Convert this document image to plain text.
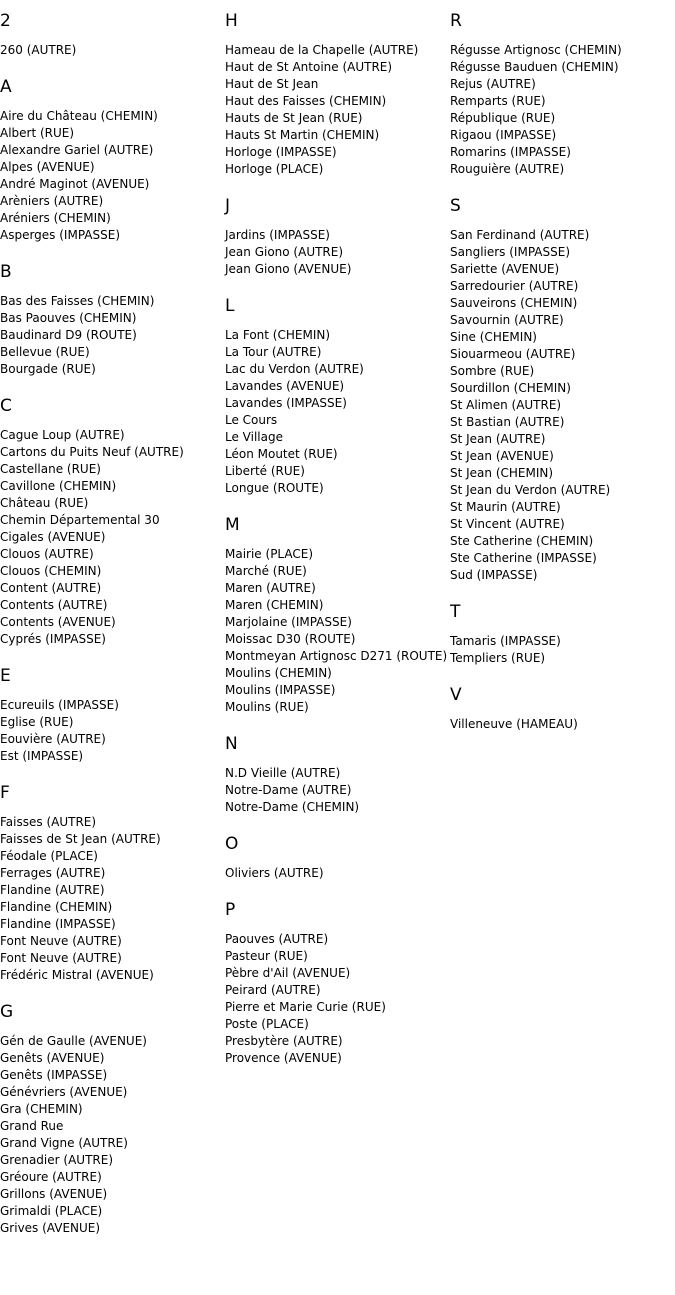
2
260 (AUTRE)
A
Aire du Château (CHEMIN)
Albert (RUE)
Alexandre Gariel (AUTRE)
Alpes (AVENUE)
André Maginot (AVENUE)
Arèniers (AUTRE)
Aréniers (CHEMIN)
Asperges (IMPASSE)
B
Bas des Faisses (CHEMIN)
Bas Paouves (CHEMIN)
Baudinard D9 (ROUTE)
Bellevue (RUE)
Bourgade (RUE)
C
Cague Loup (AUTRE)
Cartons du Puits Neuf (AUTRE)
Castellane (RUE)
Cavillone (CHEMIN)
Château (RUE)
Chemin Départemental 30
Cigales (AVENUE)
Clouos (AUTRE)
Clouos (CHEMIN)
Content (AUTRE)
Contents (AUTRE)
Contents (AVENUE)
Cyprés (IMPASSE)
E
Ecureuils (IMPASSE)
Eglise (RUE)
Eouvière (AUTRE)
Est (IMPASSE)
F
Faisses (AUTRE)
Faisses de St Jean (AUTRE)
Féodale (PLACE)
Ferrages (AUTRE)
Flandine (AUTRE)
Flandine (CHEMIN)
Flandine (IMPASSE)
Font Neuve (AUTRE)
Font Neuve (AUTRE)
Frédéric Mistral (AVENUE)
G
Gén de Gaulle (AVENUE)
Genêts (AVENUE)
Genêts (IMPASSE)
Génévriers (AVENUE)
Gra (CHEMIN)
Grand Rue
Grand Vigne (AUTRE)
Grenadier (AUTRE)
Gréoure (AUTRE)
Grillons (AVENUE)
Grimaldi (PLACE)
Grives (AVENUE)
H
Hameau de la Chapelle (AUTRE)
Haut de St Antoine (AUTRE)
Haut de St Jean
Haut des Faisses (CHEMIN)
Hauts de St Jean (RUE)
Hauts St Martin (CHEMIN)
Horloge (IMPASSE)
Horloge (PLACE)
J
Jardins (IMPASSE)
Jean Giono (AUTRE)
Jean Giono (AVENUE)
L
La Font (CHEMIN)
La Tour (AUTRE)
Lac du Verdon (AUTRE)
Lavandes (AVENUE)
Lavandes (IMPASSE)
Le Cours
Le Village
Léon Moutet (RUE)
Liberté (RUE)
Longue (ROUTE)
M
Mairie (PLACE)
Marché (RUE)
Maren (AUTRE)
Maren (CHEMIN)
Marjolaine (IMPASSE)
Moissac D30 (ROUTE)
Montmeyan Artignosc D271 (ROUTE)
Moulins (CHEMIN)
Moulins (IMPASSE)
Moulins (RUE)
N
N.D Vieille (AUTRE)
Notre-Dame (AUTRE)
Notre-Dame (CHEMIN)
O
Oliviers (AUTRE)
P
Paouves (AUTRE)
Pasteur (RUE)
Pèbre d'Ail (AVENUE)
Peirard (AUTRE)
Pierre et Marie Curie (RUE)
Poste (PLACE)
Presbytère (AUTRE)
Provence (AVENUE)
R
Régusse Artignosc (CHEMIN)
Régusse Bauduen (CHEMIN)
Rejus (AUTRE)
Remparts (RUE)
République (RUE)
Rigaou (IMPASSE)
Romarins (IMPASSE)
Rouguière (AUTRE)
S
San Ferdinand (AUTRE)
Sangliers (IMPASSE)
Sariette (AVENUE)
Sarredourier (AUTRE)
Sauveirons (CHEMIN)
Savournin (AUTRE)
Sine (CHEMIN)
Siouarmeou (AUTRE)
Sombre (RUE)
Sourdillon (CHEMIN)
St Alimen (AUTRE)
St Bastian (AUTRE)
St Jean (AUTRE)
St Jean (AVENUE)
St Jean (CHEMIN)
St Jean du Verdon (AUTRE)
St Maurin (AUTRE)
St Vincent (AUTRE)
Ste Catherine (CHEMIN)
Ste Catherine (IMPASSE)
Sud (IMPASSE)
T
Tamaris (IMPASSE)
Templiers (RUE)
V
Villeneuve (HAMEAU)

========================================

Written task → Of the lines above, how many include the word "Flandine"? Reply with the number alone.

Result → 3